- [REQUEST]:
Each line containing the word "text" must be reported.

═══ GIVEN RECORDS

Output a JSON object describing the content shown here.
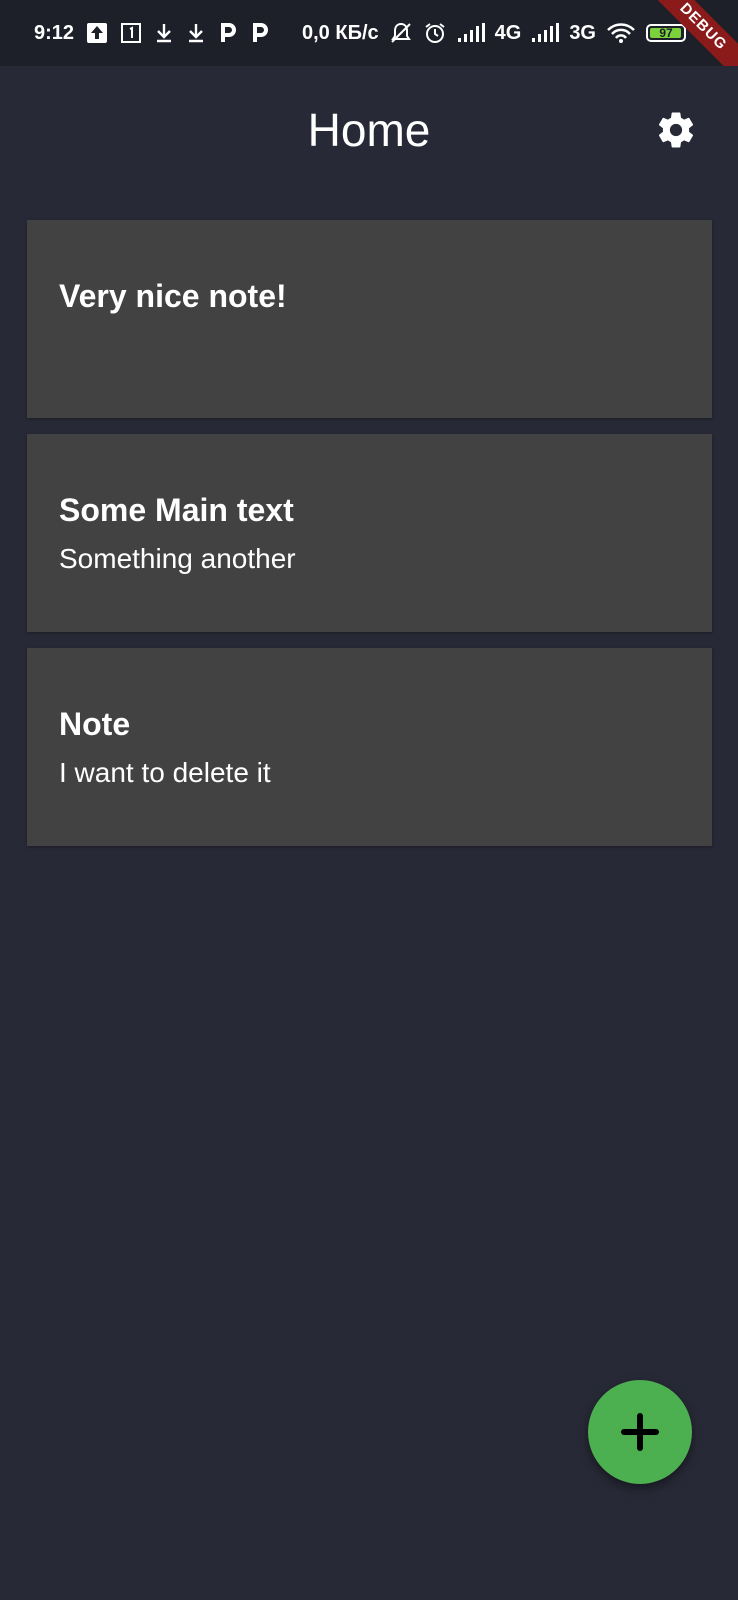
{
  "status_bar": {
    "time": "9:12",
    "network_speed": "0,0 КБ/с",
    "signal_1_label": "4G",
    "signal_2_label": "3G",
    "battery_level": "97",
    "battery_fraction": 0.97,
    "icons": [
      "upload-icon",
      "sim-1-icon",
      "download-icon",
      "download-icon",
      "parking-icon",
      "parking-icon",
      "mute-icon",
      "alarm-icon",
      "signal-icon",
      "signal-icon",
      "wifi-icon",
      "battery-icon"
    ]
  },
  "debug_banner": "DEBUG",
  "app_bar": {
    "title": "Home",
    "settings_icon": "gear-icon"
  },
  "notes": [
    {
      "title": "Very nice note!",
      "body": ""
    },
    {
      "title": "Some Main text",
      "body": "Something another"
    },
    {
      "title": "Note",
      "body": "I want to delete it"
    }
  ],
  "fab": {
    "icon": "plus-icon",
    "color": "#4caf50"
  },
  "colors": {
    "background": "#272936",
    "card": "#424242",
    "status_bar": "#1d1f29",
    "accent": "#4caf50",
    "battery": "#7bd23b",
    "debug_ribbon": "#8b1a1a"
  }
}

══════
═══ GIVEN RECORDS

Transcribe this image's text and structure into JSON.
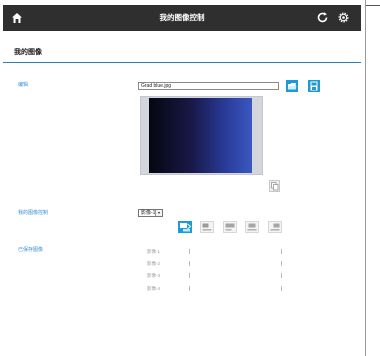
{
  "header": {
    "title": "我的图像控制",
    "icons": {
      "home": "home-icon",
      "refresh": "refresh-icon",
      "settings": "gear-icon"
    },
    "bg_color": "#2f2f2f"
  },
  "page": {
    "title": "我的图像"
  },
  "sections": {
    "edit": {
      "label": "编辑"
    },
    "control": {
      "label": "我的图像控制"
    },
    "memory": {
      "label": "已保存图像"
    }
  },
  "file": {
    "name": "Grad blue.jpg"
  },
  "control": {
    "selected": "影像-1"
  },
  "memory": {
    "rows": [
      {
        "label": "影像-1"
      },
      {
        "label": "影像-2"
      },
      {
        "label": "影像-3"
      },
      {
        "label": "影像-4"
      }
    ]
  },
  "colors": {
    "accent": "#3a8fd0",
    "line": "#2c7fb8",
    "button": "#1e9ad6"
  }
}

══════

- [WORKED SOLUTION]:
      "title": "Some Main text",
Transcribe this image's text and structure into JSON.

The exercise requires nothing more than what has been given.